* _WORK TO COMPLETE_: Filter the records below for the word "content". Copy each line that holds it.

##### ENTRIES #####

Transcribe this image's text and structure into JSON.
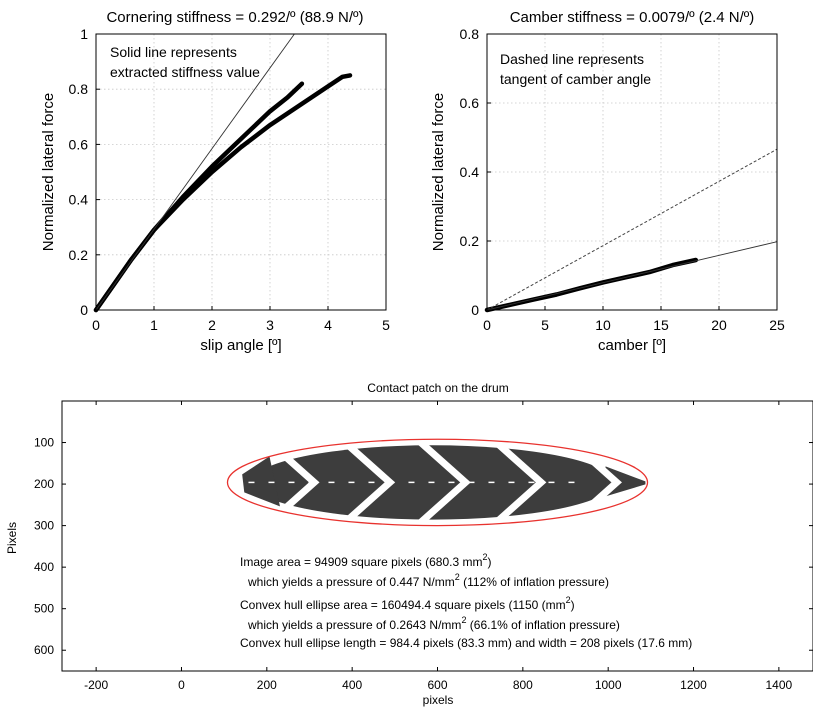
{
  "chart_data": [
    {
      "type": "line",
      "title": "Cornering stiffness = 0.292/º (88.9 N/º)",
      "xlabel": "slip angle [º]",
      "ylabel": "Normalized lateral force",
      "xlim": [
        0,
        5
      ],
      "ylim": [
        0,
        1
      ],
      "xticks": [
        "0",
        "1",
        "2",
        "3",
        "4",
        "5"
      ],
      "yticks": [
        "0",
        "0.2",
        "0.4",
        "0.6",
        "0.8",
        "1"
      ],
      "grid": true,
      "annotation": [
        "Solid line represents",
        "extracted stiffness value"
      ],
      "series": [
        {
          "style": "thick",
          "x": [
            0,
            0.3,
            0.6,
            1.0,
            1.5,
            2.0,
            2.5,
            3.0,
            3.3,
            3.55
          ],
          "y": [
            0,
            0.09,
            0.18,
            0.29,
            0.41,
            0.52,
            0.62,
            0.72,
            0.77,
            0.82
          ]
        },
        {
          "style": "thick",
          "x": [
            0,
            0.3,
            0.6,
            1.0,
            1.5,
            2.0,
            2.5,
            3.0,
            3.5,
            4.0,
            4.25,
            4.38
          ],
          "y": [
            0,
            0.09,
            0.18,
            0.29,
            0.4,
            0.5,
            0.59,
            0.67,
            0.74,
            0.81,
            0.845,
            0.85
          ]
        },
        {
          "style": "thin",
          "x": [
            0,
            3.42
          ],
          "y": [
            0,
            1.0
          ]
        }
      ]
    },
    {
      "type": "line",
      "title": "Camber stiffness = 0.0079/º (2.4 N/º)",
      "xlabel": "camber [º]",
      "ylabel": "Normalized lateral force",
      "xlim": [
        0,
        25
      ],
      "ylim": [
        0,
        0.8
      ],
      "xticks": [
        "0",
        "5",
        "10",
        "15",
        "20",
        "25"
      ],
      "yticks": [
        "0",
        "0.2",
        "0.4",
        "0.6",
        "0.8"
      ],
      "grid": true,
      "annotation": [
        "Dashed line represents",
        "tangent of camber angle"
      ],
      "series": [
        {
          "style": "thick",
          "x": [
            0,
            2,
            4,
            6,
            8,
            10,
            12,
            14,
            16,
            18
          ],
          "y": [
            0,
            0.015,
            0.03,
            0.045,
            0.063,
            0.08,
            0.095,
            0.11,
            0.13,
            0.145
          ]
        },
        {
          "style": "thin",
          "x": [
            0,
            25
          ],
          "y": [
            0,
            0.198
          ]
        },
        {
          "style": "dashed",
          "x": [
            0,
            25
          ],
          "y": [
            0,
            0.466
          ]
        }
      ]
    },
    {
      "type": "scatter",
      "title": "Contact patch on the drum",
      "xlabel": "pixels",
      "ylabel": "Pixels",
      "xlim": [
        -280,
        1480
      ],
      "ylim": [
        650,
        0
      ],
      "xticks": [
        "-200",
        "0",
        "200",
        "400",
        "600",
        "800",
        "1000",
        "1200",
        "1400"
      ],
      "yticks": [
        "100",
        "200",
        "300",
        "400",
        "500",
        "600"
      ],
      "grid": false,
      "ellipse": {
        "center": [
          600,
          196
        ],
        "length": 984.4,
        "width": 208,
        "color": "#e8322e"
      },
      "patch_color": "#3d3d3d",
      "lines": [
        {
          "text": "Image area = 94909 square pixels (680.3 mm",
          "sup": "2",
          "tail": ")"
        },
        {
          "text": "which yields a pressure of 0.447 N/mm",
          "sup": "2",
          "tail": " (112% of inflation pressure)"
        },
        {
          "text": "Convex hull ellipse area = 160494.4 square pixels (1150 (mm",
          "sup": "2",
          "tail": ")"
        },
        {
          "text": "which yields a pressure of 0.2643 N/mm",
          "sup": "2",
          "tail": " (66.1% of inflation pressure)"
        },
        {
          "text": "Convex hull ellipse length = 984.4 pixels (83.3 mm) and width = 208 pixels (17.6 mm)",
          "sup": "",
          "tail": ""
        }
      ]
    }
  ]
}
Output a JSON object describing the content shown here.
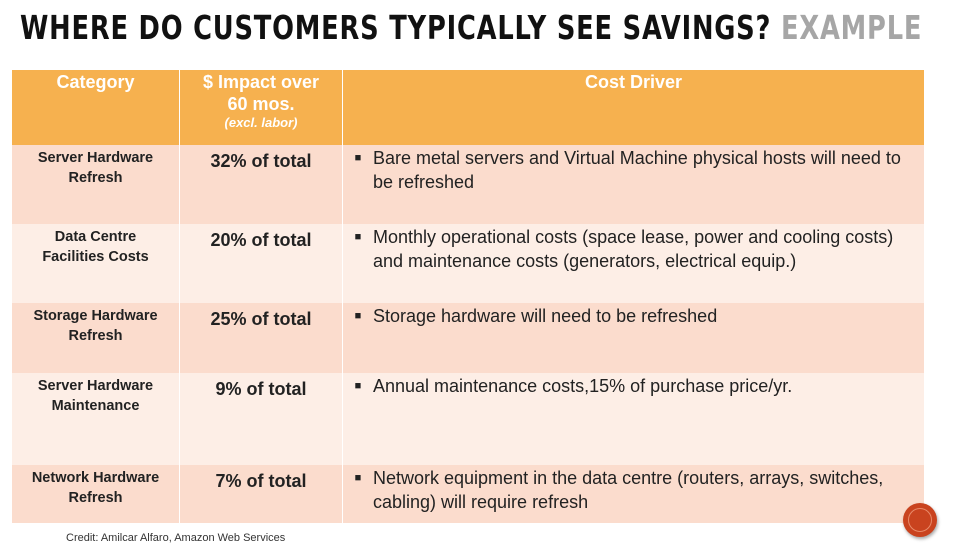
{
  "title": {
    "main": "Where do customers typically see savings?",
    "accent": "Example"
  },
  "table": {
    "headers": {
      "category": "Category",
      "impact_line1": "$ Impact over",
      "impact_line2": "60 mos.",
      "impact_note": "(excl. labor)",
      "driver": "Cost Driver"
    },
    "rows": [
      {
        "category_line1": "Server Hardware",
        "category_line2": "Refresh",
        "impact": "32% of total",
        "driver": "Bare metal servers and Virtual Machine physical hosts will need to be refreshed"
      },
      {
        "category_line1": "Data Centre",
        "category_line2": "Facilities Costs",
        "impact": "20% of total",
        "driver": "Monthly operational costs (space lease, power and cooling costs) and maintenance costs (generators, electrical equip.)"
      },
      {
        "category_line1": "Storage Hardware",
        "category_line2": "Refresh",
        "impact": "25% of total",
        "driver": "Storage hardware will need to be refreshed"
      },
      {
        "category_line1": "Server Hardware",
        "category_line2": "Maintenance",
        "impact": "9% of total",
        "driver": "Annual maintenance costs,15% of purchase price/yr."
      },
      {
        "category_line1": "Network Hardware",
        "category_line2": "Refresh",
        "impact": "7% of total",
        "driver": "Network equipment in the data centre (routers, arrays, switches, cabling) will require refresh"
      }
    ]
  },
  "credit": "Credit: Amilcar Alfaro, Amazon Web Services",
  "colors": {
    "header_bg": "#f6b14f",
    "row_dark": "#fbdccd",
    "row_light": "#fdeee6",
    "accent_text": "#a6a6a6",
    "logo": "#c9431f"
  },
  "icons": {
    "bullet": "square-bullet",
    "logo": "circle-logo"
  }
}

#####
##### ENTRIES #####

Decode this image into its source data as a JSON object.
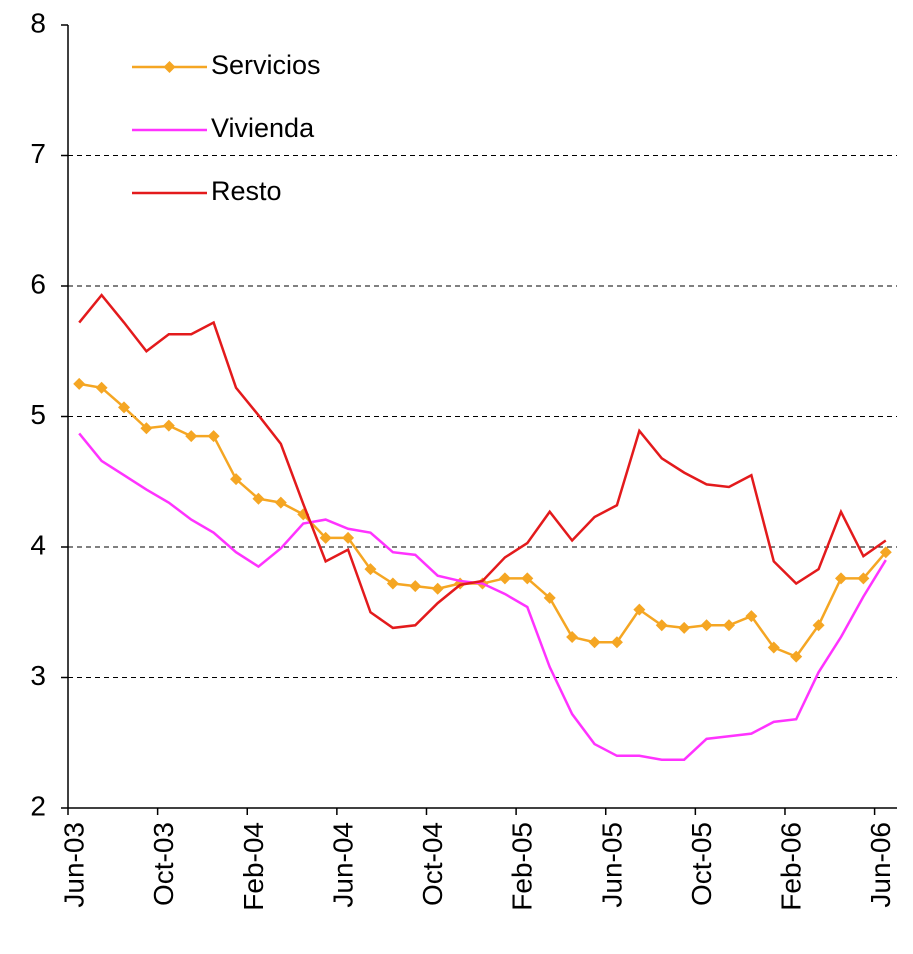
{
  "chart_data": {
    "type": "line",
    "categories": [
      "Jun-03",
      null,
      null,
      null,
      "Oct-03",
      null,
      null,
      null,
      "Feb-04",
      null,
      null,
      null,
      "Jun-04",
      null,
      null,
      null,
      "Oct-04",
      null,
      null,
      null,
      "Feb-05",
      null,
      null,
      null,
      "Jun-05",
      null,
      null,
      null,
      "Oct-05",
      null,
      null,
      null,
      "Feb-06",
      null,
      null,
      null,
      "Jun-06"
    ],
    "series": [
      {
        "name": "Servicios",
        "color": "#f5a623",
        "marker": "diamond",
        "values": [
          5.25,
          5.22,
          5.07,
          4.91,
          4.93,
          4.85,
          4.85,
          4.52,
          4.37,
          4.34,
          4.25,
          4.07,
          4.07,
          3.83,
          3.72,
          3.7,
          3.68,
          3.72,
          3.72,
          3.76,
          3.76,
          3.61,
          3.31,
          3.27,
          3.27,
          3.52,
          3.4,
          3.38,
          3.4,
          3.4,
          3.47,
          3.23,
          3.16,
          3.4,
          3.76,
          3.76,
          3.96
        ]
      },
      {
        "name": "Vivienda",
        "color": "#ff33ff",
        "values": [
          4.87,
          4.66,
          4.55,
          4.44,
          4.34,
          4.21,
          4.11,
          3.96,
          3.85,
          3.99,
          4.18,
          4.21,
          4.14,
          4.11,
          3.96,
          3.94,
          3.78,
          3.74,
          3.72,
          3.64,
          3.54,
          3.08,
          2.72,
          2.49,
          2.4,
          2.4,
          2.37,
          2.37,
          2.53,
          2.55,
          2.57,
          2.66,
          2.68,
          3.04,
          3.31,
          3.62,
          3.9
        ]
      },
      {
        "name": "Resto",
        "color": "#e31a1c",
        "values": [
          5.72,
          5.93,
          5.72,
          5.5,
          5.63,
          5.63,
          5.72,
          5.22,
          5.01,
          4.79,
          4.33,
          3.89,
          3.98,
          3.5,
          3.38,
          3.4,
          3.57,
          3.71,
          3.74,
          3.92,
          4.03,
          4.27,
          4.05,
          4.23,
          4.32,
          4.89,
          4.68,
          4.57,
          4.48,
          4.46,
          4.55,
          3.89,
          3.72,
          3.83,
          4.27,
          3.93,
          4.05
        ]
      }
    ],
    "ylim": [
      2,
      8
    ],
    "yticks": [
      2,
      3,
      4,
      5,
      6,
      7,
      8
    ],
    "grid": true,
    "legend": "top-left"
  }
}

#####
##### ENTRIES #####

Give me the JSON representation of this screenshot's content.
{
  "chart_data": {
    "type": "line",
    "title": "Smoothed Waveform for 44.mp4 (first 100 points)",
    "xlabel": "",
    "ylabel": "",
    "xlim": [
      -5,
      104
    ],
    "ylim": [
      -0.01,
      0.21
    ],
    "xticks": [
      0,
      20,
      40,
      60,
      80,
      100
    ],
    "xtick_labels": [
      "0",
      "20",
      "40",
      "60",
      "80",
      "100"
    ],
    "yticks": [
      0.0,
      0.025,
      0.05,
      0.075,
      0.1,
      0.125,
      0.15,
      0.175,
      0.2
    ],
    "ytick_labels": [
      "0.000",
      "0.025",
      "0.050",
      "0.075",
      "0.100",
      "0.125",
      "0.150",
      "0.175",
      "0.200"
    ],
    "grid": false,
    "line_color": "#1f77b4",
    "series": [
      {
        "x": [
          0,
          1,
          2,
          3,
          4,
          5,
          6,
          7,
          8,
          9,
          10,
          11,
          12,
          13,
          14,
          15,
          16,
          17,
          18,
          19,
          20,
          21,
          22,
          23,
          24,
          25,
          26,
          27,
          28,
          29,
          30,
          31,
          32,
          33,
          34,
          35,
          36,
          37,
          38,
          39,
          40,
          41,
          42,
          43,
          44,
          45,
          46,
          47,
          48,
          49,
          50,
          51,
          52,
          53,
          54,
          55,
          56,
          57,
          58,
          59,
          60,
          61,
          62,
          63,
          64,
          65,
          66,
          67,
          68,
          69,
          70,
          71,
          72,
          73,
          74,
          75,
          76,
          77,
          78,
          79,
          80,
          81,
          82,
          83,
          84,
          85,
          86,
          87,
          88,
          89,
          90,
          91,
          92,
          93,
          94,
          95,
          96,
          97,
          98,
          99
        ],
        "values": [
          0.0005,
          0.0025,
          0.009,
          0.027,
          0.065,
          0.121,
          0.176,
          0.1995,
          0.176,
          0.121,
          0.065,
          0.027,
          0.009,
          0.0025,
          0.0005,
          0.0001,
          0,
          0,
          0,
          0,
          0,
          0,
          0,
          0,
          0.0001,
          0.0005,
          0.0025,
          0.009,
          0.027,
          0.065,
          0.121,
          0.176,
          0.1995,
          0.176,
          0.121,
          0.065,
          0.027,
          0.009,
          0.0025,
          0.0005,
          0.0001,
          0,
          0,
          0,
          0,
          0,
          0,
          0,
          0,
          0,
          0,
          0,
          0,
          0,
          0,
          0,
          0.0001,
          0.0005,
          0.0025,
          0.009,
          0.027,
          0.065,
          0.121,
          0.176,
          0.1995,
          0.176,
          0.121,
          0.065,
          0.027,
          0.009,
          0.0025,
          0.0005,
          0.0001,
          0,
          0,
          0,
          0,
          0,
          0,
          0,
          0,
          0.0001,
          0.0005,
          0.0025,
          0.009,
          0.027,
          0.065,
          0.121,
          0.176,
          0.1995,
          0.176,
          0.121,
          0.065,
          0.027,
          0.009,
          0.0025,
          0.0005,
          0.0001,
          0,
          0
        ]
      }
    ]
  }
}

#####

* _RESPONSE TO THE EXERCISE_:
Output a JSON object describing the content shown here.
Give me the JSON representation of this screenshot's content.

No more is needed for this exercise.